Reproduce the records below exactly, leaving out any pictures.
## BEGIN DATASET ROWS
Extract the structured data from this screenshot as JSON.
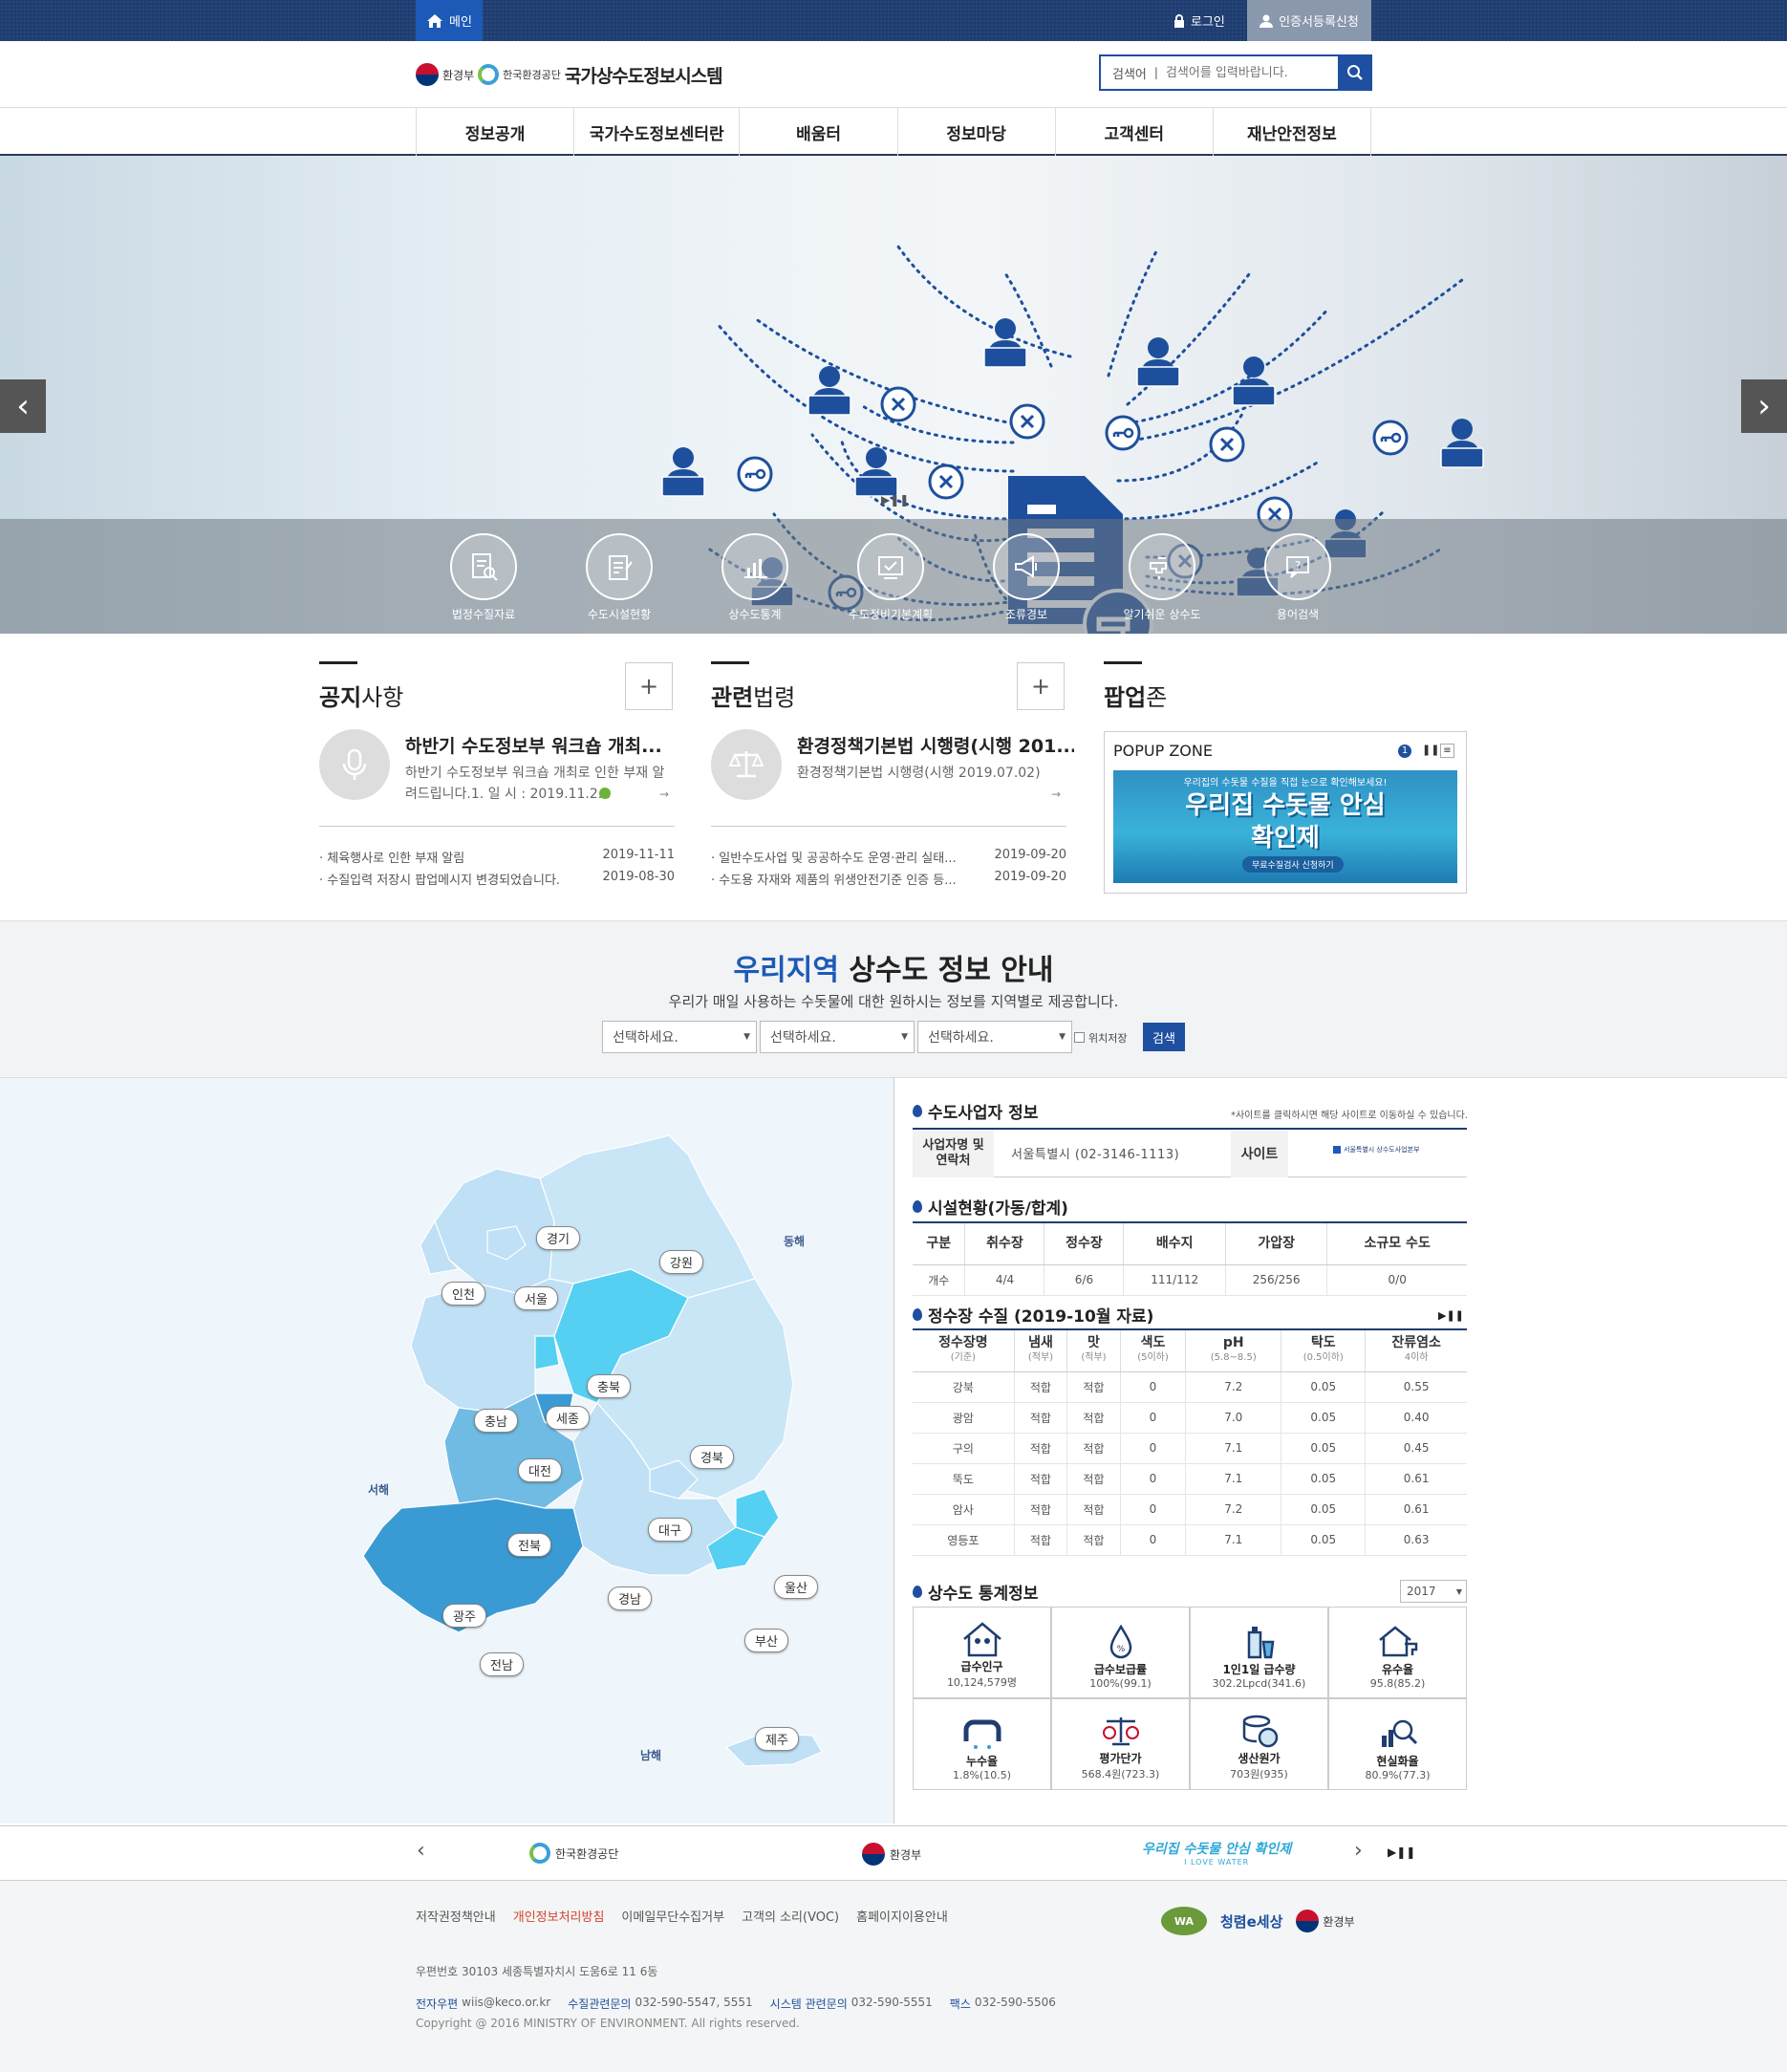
{
  "topbar": {
    "home": "메인",
    "login": "로그인",
    "cert": "인증서등록신청"
  },
  "header": {
    "ministry": "환경부",
    "agency": "한국환경공단",
    "site_title": "국가상수도정보시스템",
    "search_label": "검색어",
    "search_placeholder": "검색어를 입력바랍니다."
  },
  "nav": [
    "정보공개",
    "국가수도정보센터란",
    "배움터",
    "정보마당",
    "고객센터",
    "재난안전정보"
  ],
  "quick_links": [
    {
      "label": "법정수질자료",
      "icon": "document-search-icon"
    },
    {
      "label": "수도시설현황",
      "icon": "clipboard-edit-icon"
    },
    {
      "label": "상수도통계",
      "icon": "bar-chart-icon"
    },
    {
      "label": "수도정비기본계획",
      "icon": "plan-check-icon"
    },
    {
      "label": "조류경보",
      "icon": "megaphone-icon"
    },
    {
      "label": "알기쉬운 상수도",
      "icon": "faucet-icon"
    },
    {
      "label": "용어검색",
      "icon": "question-search-icon"
    }
  ],
  "notice": {
    "title_bold": "공지",
    "title_rest": "사항",
    "feature_title": "하반기 수도정보부 워크숍 개최...",
    "feature_desc": "하반기 수도정보부 워크숍 개최로 인한 부재 알려드립니다.1. 일 시 : 2019.11.2...",
    "items": [
      {
        "text": "· 체육행사로 인한 부재 알림",
        "date": "2019-11-11"
      },
      {
        "text": "· 수질입력 저장시 팝업메시지 변경되었습니다.",
        "date": "2019-08-30"
      }
    ]
  },
  "law": {
    "title_bold": "관련",
    "title_rest": "법령",
    "feature_title": "환경정책기본법 시행령(시행 201...",
    "feature_desc": "환경정책기본법 시행령(시행 2019.07.02)",
    "items": [
      {
        "text": "· 일반수도사업 및 공공하수도 운영·관리 실태...",
        "date": "2019-09-20"
      },
      {
        "text": "· 수도용 자재와 제품의 위생안전기준 인증 등...",
        "date": "2019-09-20"
      }
    ]
  },
  "popup": {
    "title_bold": "팝업",
    "title_rest": "존",
    "zone_label": "POPUP ZONE",
    "page": "1",
    "banner_top": "우리집의 수돗물 수질을 직접 눈으로 확인해보세요!",
    "banner_main": "우리집 수돗물 안심 확인제",
    "banner_btn": "무료수질검사 신청하기"
  },
  "region": {
    "title_blue": "우리지역",
    "title_rest": " 상수도 정보 안내",
    "subtitle": "우리가 매일 사용하는 수돗물에 대한 원하시는 정보를 지역별로 제공합니다.",
    "selects": [
      "선택하세요.",
      "선택하세요.",
      "선택하세요."
    ],
    "save_label": "위치저장",
    "search_btn": "검색"
  },
  "map": {
    "regions": [
      "경기",
      "강원",
      "인천",
      "서울",
      "충북",
      "충남",
      "세종",
      "경북",
      "대전",
      "전북",
      "대구",
      "광주",
      "경남",
      "울산",
      "부산",
      "전남",
      "제주"
    ],
    "seas": {
      "east": "동해",
      "west": "서해",
      "south": "남해"
    }
  },
  "provider": {
    "title": "수도사업자 정보",
    "note": "*사이트를 클릭하시면 해당 사이트로 이동하실 수 있습니다.",
    "name_label": "사업자명 및 연락처",
    "name_value": "서울특별시 (02-3146-1113)",
    "site_label": "사이트",
    "site_logo": "서울특별시 상수도사업본부"
  },
  "facility": {
    "title": "시설현황(가동/합계)",
    "headers": [
      "구분",
      "취수장",
      "정수장",
      "배수지",
      "가압장",
      "소규모 수도"
    ],
    "row": [
      "개수",
      "4/4",
      "6/6",
      "111/112",
      "256/256",
      "0/0"
    ]
  },
  "quality": {
    "title": "정수장 수질 (2019-10월 자료)",
    "headers": [
      {
        "name": "정수장명",
        "sub": "(기준)"
      },
      {
        "name": "냄새",
        "sub": "(적부)"
      },
      {
        "name": "맛",
        "sub": "(적부)"
      },
      {
        "name": "색도",
        "sub": "(5이하)"
      },
      {
        "name": "pH",
        "sub": "(5.8~8.5)"
      },
      {
        "name": "탁도",
        "sub": "(0.5이하)"
      },
      {
        "name": "잔류염소",
        "sub": "4이하"
      }
    ],
    "rows": [
      [
        "강북",
        "적합",
        "적합",
        "0",
        "7.2",
        "0.05",
        "0.55"
      ],
      [
        "광암",
        "적합",
        "적합",
        "0",
        "7.0",
        "0.05",
        "0.40"
      ],
      [
        "구의",
        "적합",
        "적합",
        "0",
        "7.1",
        "0.05",
        "0.45"
      ],
      [
        "뚝도",
        "적합",
        "적합",
        "0",
        "7.1",
        "0.05",
        "0.61"
      ],
      [
        "암사",
        "적합",
        "적합",
        "0",
        "7.2",
        "0.05",
        "0.61"
      ],
      [
        "영등포",
        "적합",
        "적합",
        "0",
        "7.1",
        "0.05",
        "0.63"
      ]
    ]
  },
  "stats": {
    "title": "상수도 통계정보",
    "year": "2017",
    "items": [
      {
        "name": "급수인구",
        "value": "10,124,579명",
        "icon": "house-people-icon"
      },
      {
        "name": "급수보급률",
        "value": "100%(99.1)",
        "icon": "water-drop-percent-icon"
      },
      {
        "name": "1인1일 급수량",
        "value": "302.2Lpcd(341.6)",
        "icon": "bottle-cup-icon"
      },
      {
        "name": "유수율",
        "value": "95.8(85.2)",
        "icon": "house-faucet-icon"
      },
      {
        "name": "누수율",
        "value": "1.8%(10.5)",
        "icon": "leaking-pipe-icon"
      },
      {
        "name": "평가단가",
        "value": "568.4원(723.3)",
        "icon": "scale-won-icon"
      },
      {
        "name": "생산원가",
        "value": "703원(935)",
        "icon": "coins-won-icon"
      },
      {
        "name": "현실화율",
        "value": "80.9%(77.3)",
        "icon": "chart-magnifier-icon"
      }
    ]
  },
  "partners": {
    "items": [
      "한국환경공단",
      "환경부",
      "우리집 수돗물 안심 확인제"
    ],
    "sub": "I LOVE WATER"
  },
  "footer": {
    "links": [
      "저작권정책안내",
      "개인정보처리방침",
      "이메일무단수집거부",
      "고객의 소리(VOC)",
      "홈페이지이용안내"
    ],
    "address": "우편번호 30103 세종특별자치시 도움6로 11 6동",
    "email_label": "전자우편",
    "email": "wiis@keco.or.kr",
    "water_label": "수질관련문의",
    "water_tel": "032-590-5547, 5551",
    "sys_label": "시스템 관련문의",
    "sys_tel": "032-590-5551",
    "fax_label": "팩스",
    "fax": "032-590-5506",
    "copyright": "Copyright @ 2016 MINISTRY OF ENVIRONMENT. All rights reserved.",
    "logos": [
      "WA",
      "청렴e세상",
      "환경부"
    ]
  },
  "colors": {
    "primary": "#1f4fa0",
    "navy": "#1f3d6f",
    "accent_red": "#c8102e",
    "map_light": "#bfe0f5",
    "map_mid": "#6fbbe3",
    "map_dark": "#3a9bd4",
    "map_hl": "#55d0f2"
  }
}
## END DATASET ROWS
- [RESULT BELOW]:
Extract the structured data from this screenshot as JSON.
{
  "topbar": {
    "home": "메인",
    "login": "로그인",
    "cert": "인증서등록신청"
  },
  "header": {
    "ministry": "환경부",
    "agency": "한국환경공단",
    "site_title": "국가상수도정보시스템",
    "search_label": "검색어",
    "search_placeholder": "검색어를 입력바랍니다."
  },
  "nav": [
    "정보공개",
    "국가수도정보센터란",
    "배움터",
    "정보마당",
    "고객센터",
    "재난안전정보"
  ],
  "quick_links": [
    {
      "label": "법정수질자료",
      "icon": "document-search-icon"
    },
    {
      "label": "수도시설현황",
      "icon": "clipboard-edit-icon"
    },
    {
      "label": "상수도통계",
      "icon": "bar-chart-icon"
    },
    {
      "label": "수도정비기본계획",
      "icon": "plan-check-icon"
    },
    {
      "label": "조류경보",
      "icon": "megaphone-icon"
    },
    {
      "label": "알기쉬운 상수도",
      "icon": "faucet-icon"
    },
    {
      "label": "용어검색",
      "icon": "question-search-icon"
    }
  ],
  "notice": {
    "title_bold": "공지",
    "title_rest": "사항",
    "feature_title": "하반기 수도정보부 워크숍 개최...",
    "feature_desc": "하반기 수도정보부 워크숍 개최로 인한 부재 알려드립니다.1. 일 시 : 2019.11.2...",
    "items": [
      {
        "text": "· 체육행사로 인한 부재 알림",
        "date": "2019-11-11"
      },
      {
        "text": "· 수질입력 저장시 팝업메시지 변경되었습니다.",
        "date": "2019-08-30"
      }
    ]
  },
  "law": {
    "title_bold": "관련",
    "title_rest": "법령",
    "feature_title": "환경정책기본법 시행령(시행 201...",
    "feature_desc": "환경정책기본법 시행령(시행 2019.07.02)",
    "items": [
      {
        "text": "· 일반수도사업 및 공공하수도 운영·관리 실태...",
        "date": "2019-09-20"
      },
      {
        "text": "· 수도용 자재와 제품의 위생안전기준 인증 등...",
        "date": "2019-09-20"
      }
    ]
  },
  "popup": {
    "title_bold": "팝업",
    "title_rest": "존",
    "zone_label": "POPUP ZONE",
    "page": "1",
    "banner_top": "우리집의 수돗물 수질을 직접 눈으로 확인해보세요!",
    "banner_main": "우리집 수돗물 안심 확인제",
    "banner_btn": "무료수질검사 신청하기"
  },
  "region": {
    "title_blue": "우리지역",
    "title_rest": " 상수도 정보 안내",
    "subtitle": "우리가 매일 사용하는 수돗물에 대한 원하시는 정보를 지역별로 제공합니다.",
    "selects": [
      "선택하세요.",
      "선택하세요.",
      "선택하세요."
    ],
    "save_label": "위치저장",
    "search_btn": "검색"
  },
  "map": {
    "regions": [
      "경기",
      "강원",
      "인천",
      "서울",
      "충북",
      "충남",
      "세종",
      "경북",
      "대전",
      "전북",
      "대구",
      "광주",
      "경남",
      "울산",
      "부산",
      "전남",
      "제주"
    ],
    "seas": {
      "east": "동해",
      "west": "서해",
      "south": "남해"
    }
  },
  "provider": {
    "title": "수도사업자 정보",
    "note": "*사이트를 클릭하시면 해당 사이트로 이동하실 수 있습니다.",
    "name_label": "사업자명 및 연락처",
    "name_value": "서울특별시 (02-3146-1113)",
    "site_label": "사이트",
    "site_logo": "서울특별시 상수도사업본부"
  },
  "facility": {
    "title": "시설현황(가동/합계)",
    "headers": [
      "구분",
      "취수장",
      "정수장",
      "배수지",
      "가압장",
      "소규모 수도"
    ],
    "row": [
      "개수",
      "4/4",
      "6/6",
      "111/112",
      "256/256",
      "0/0"
    ]
  },
  "quality": {
    "title": "정수장 수질 (2019-10월 자료)",
    "headers": [
      {
        "name": "정수장명",
        "sub": "(기준)"
      },
      {
        "name": "냄새",
        "sub": "(적부)"
      },
      {
        "name": "맛",
        "sub": "(적부)"
      },
      {
        "name": "색도",
        "sub": "(5이하)"
      },
      {
        "name": "pH",
        "sub": "(5.8~8.5)"
      },
      {
        "name": "탁도",
        "sub": "(0.5이하)"
      },
      {
        "name": "잔류염소",
        "sub": "4이하"
      }
    ],
    "rows": [
      [
        "강북",
        "적합",
        "적합",
        "0",
        "7.2",
        "0.05",
        "0.55"
      ],
      [
        "광암",
        "적합",
        "적합",
        "0",
        "7.0",
        "0.05",
        "0.40"
      ],
      [
        "구의",
        "적합",
        "적합",
        "0",
        "7.1",
        "0.05",
        "0.45"
      ],
      [
        "뚝도",
        "적합",
        "적합",
        "0",
        "7.1",
        "0.05",
        "0.61"
      ],
      [
        "암사",
        "적합",
        "적합",
        "0",
        "7.2",
        "0.05",
        "0.61"
      ],
      [
        "영등포",
        "적합",
        "적합",
        "0",
        "7.1",
        "0.05",
        "0.63"
      ]
    ]
  },
  "stats": {
    "title": "상수도 통계정보",
    "year": "2017",
    "items": [
      {
        "name": "급수인구",
        "value": "10,124,579명",
        "icon": "house-people-icon"
      },
      {
        "name": "급수보급률",
        "value": "100%(99.1)",
        "icon": "water-drop-percent-icon"
      },
      {
        "name": "1인1일 급수량",
        "value": "302.2Lpcd(341.6)",
        "icon": "bottle-cup-icon"
      },
      {
        "name": "유수율",
        "value": "95.8(85.2)",
        "icon": "house-faucet-icon"
      },
      {
        "name": "누수율",
        "value": "1.8%(10.5)",
        "icon": "leaking-pipe-icon"
      },
      {
        "name": "평가단가",
        "value": "568.4원(723.3)",
        "icon": "scale-won-icon"
      },
      {
        "name": "생산원가",
        "value": "703원(935)",
        "icon": "coins-won-icon"
      },
      {
        "name": "현실화율",
        "value": "80.9%(77.3)",
        "icon": "chart-magnifier-icon"
      }
    ]
  },
  "partners": {
    "items": [
      "한국환경공단",
      "환경부",
      "우리집 수돗물 안심 확인제"
    ],
    "sub": "I LOVE WATER"
  },
  "footer": {
    "links": [
      "저작권정책안내",
      "개인정보처리방침",
      "이메일무단수집거부",
      "고객의 소리(VOC)",
      "홈페이지이용안내"
    ],
    "address": "우편번호 30103 세종특별자치시 도움6로 11 6동",
    "email_label": "전자우편",
    "email": "wiis@keco.or.kr",
    "water_label": "수질관련문의",
    "water_tel": "032-590-5547, 5551",
    "sys_label": "시스템 관련문의",
    "sys_tel": "032-590-5551",
    "fax_label": "팩스",
    "fax": "032-590-5506",
    "copyright": "Copyright @ 2016 MINISTRY OF ENVIRONMENT. All rights reserved.",
    "logos": [
      "WA",
      "청렴e세상",
      "환경부"
    ]
  },
  "colors": {
    "primary": "#1f4fa0",
    "navy": "#1f3d6f",
    "accent_red": "#c8102e",
    "map_light": "#bfe0f5",
    "map_mid": "#6fbbe3",
    "map_dark": "#3a9bd4",
    "map_hl": "#55d0f2"
  }
}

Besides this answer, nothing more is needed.